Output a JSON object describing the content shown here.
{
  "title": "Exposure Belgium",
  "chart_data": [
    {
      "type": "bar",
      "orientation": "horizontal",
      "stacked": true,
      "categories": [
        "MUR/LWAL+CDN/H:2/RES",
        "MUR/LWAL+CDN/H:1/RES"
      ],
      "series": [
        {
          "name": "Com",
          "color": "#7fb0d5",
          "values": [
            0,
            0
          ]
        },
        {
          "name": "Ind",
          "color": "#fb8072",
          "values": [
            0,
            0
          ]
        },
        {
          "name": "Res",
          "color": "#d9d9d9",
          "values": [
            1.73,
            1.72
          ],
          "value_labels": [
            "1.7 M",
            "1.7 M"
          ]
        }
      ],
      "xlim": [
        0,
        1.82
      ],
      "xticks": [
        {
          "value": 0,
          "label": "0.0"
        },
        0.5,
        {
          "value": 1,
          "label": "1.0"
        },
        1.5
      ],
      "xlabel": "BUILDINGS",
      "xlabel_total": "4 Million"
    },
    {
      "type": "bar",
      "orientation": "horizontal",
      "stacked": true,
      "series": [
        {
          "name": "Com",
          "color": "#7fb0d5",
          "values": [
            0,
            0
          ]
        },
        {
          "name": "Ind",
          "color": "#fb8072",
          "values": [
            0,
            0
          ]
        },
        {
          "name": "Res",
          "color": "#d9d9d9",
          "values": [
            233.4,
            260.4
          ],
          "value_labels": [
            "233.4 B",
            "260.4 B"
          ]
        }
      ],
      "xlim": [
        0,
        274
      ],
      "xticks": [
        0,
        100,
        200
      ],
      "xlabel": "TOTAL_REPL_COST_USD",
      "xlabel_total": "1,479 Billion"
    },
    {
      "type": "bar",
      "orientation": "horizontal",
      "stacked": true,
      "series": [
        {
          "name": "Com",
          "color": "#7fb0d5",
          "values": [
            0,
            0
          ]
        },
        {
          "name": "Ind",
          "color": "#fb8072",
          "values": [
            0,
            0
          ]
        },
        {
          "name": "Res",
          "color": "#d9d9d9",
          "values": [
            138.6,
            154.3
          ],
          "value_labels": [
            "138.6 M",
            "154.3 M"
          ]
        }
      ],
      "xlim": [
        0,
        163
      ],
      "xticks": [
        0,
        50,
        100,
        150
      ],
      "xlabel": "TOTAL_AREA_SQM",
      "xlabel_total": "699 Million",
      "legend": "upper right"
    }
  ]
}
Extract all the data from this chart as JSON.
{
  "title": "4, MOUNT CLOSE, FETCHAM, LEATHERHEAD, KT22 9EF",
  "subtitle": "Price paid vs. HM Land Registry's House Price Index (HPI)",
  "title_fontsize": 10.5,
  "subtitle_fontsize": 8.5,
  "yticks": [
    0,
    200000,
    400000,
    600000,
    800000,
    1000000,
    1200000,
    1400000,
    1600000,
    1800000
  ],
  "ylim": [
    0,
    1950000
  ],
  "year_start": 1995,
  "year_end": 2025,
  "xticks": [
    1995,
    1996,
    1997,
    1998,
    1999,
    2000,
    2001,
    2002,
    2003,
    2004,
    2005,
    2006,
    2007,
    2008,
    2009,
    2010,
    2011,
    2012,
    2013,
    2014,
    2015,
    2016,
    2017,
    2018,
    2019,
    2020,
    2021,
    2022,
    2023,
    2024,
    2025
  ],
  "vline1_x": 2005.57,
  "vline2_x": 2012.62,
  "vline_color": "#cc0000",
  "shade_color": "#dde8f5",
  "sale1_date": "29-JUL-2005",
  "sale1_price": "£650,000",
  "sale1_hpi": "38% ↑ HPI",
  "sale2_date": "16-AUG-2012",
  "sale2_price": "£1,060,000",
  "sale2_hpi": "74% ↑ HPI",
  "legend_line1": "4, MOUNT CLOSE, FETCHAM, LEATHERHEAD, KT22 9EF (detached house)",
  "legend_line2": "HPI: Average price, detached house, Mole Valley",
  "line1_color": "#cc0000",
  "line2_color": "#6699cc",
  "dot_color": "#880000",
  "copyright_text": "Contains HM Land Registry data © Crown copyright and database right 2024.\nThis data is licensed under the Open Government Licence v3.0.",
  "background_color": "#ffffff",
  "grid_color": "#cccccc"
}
────────
= STATED EXERCISE =
Every line of the records that includes the word "Million" should be gathered.

= THE RESULT =
      "xlabel_total": "4 Million"
      "xlabel_total": "699 Million",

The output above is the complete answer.